=== Records ===
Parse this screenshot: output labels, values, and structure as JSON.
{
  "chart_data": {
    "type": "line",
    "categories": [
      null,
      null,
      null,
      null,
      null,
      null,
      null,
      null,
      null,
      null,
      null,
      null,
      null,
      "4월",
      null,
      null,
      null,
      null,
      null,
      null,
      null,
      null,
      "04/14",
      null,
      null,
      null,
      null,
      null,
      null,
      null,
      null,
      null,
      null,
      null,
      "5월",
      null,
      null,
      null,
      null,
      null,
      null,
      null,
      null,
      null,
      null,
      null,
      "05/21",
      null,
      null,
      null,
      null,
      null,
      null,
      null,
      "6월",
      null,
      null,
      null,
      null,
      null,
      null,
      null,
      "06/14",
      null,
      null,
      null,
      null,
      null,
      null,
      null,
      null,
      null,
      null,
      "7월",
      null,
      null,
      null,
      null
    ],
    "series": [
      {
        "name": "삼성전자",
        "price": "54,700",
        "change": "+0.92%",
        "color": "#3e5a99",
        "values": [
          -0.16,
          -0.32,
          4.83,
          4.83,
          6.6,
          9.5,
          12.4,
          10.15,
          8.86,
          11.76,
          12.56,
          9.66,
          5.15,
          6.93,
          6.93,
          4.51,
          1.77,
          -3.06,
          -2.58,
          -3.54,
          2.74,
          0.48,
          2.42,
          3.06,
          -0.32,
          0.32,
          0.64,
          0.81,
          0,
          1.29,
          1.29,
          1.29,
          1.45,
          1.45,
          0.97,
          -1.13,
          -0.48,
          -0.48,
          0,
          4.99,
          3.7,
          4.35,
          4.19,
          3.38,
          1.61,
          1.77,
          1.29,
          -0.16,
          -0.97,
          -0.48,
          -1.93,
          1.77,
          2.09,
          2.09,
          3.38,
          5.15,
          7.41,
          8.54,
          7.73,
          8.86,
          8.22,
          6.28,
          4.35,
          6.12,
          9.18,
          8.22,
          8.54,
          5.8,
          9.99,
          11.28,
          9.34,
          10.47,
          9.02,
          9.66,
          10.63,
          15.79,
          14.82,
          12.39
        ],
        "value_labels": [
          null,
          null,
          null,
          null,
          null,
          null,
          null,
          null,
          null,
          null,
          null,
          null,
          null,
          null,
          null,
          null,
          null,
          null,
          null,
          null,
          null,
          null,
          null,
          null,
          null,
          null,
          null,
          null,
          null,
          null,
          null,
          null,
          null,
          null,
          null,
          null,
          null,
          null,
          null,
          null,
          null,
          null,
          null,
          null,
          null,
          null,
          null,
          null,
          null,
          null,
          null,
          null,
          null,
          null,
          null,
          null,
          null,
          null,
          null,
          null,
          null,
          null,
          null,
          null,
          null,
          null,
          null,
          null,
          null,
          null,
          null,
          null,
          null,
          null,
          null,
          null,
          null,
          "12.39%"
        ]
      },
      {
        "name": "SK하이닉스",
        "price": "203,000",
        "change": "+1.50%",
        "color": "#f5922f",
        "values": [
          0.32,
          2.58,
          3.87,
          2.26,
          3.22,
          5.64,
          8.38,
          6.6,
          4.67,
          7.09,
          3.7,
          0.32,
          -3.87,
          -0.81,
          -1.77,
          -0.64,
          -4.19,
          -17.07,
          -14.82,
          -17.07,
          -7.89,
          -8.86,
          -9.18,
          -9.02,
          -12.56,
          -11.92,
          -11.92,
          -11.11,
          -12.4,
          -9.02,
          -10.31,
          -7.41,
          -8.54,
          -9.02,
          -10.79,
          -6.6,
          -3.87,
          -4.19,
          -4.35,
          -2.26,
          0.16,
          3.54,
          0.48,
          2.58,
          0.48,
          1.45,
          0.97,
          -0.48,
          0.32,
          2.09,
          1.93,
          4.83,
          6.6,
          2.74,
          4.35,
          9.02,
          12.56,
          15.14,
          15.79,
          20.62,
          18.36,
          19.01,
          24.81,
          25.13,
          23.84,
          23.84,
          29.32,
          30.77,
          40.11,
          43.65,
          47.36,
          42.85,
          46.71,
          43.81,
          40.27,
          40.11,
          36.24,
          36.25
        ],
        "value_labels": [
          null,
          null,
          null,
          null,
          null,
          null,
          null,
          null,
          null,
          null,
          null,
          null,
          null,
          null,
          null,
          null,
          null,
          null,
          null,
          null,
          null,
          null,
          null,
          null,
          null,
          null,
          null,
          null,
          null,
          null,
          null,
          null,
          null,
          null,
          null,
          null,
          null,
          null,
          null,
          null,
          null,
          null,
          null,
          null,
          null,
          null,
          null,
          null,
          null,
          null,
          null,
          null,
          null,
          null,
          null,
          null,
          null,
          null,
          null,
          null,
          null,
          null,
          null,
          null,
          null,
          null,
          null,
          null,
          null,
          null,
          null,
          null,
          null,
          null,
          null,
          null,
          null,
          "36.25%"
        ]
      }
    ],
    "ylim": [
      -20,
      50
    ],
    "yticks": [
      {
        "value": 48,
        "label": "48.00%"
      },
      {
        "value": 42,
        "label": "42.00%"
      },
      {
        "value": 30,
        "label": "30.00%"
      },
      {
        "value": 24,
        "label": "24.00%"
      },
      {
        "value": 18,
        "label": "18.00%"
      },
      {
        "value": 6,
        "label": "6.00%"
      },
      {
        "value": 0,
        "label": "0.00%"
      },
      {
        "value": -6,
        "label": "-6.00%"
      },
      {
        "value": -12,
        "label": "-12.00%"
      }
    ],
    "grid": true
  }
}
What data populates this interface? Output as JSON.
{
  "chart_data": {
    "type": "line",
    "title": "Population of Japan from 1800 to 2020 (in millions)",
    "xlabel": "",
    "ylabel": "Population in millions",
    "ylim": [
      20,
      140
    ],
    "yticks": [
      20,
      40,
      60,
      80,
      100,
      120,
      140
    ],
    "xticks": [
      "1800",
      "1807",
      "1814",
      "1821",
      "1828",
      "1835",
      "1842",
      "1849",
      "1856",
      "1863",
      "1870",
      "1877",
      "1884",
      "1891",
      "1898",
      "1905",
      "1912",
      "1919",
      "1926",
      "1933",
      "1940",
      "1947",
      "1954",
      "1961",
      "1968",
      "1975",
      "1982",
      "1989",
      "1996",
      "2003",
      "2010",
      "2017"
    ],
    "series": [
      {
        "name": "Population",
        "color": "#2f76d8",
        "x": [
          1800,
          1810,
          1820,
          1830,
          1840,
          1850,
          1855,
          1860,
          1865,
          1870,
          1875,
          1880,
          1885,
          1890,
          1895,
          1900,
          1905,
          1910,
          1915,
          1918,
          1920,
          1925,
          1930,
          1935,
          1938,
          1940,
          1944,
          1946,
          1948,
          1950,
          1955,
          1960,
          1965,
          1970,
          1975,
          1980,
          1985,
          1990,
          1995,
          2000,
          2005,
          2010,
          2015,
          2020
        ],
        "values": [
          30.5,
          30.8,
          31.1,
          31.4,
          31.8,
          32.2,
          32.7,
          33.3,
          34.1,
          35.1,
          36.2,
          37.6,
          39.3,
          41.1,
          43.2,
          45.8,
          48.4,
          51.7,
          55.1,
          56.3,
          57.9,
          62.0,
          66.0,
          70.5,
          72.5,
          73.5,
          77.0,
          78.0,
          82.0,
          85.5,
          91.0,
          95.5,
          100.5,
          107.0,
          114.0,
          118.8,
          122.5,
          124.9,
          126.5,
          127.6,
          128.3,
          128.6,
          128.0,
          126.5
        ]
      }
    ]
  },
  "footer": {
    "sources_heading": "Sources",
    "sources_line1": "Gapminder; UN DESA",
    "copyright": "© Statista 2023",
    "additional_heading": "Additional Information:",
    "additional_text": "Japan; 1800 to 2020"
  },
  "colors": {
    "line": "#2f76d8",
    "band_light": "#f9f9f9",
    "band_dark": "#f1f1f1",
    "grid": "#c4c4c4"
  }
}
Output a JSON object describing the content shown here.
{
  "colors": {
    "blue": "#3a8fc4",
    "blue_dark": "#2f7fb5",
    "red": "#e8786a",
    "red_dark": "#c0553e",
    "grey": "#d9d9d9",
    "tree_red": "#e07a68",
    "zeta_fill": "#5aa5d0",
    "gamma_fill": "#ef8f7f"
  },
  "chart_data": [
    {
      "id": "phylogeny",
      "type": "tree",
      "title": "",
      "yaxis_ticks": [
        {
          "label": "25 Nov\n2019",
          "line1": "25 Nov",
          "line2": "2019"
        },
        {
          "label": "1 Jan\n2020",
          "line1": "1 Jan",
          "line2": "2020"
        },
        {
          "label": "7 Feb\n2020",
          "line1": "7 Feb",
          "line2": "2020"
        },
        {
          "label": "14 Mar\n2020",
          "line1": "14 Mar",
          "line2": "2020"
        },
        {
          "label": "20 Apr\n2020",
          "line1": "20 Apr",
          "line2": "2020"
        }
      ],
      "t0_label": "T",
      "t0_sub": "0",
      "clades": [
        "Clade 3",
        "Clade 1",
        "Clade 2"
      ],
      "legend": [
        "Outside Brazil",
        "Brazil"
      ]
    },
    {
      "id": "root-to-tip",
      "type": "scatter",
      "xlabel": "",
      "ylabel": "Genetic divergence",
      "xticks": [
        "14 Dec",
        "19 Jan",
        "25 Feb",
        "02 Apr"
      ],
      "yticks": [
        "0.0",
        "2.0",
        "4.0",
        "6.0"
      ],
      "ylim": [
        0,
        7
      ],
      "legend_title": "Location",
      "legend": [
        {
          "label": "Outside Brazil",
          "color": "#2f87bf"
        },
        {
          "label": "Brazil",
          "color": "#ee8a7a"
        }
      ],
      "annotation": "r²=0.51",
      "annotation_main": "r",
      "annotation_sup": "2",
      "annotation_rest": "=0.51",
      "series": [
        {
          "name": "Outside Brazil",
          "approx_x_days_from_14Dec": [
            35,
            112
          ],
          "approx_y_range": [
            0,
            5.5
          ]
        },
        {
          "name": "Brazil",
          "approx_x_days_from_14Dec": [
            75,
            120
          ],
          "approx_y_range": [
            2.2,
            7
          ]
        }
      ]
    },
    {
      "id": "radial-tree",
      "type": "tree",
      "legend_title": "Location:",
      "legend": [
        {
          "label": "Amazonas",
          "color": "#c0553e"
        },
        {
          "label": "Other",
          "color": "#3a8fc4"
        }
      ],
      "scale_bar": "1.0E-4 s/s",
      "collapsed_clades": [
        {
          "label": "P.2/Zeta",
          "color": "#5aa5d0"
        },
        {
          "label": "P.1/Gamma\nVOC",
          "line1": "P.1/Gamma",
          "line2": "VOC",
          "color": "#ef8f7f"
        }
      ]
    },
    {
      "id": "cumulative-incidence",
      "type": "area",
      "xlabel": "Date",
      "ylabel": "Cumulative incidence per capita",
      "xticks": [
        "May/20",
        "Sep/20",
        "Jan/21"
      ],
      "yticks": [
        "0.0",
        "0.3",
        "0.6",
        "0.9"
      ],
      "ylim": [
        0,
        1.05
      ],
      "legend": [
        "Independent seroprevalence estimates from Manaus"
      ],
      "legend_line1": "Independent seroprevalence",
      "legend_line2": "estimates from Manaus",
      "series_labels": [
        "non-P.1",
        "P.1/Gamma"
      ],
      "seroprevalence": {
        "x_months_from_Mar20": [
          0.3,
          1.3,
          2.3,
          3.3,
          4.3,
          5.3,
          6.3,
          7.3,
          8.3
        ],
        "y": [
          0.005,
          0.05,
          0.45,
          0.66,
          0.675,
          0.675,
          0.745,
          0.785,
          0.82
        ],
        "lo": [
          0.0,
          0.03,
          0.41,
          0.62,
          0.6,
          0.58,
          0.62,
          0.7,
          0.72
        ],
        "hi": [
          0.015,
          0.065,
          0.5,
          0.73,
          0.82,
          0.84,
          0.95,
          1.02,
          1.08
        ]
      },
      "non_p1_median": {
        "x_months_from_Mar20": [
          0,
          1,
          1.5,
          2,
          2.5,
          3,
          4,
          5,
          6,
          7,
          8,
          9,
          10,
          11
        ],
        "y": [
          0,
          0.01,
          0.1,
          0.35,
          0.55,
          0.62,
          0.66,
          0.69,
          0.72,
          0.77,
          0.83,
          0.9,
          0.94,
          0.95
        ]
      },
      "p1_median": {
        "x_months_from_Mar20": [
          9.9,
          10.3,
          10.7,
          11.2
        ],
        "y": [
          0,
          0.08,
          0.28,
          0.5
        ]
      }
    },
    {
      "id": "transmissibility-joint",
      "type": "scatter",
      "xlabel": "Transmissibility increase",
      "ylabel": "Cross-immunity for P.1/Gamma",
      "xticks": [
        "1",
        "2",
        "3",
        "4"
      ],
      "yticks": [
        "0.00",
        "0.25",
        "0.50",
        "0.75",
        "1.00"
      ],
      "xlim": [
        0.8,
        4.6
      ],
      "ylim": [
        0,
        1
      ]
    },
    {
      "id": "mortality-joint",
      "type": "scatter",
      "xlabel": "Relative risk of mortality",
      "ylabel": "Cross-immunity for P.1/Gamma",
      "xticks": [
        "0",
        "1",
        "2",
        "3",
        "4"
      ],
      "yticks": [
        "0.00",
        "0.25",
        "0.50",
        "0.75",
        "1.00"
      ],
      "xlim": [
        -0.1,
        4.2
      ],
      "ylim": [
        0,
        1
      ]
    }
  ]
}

=== Given task ===
Among the lines of the data above, determine how many contain the word "ylabel". Report the number alone.

=== Answer below ===
5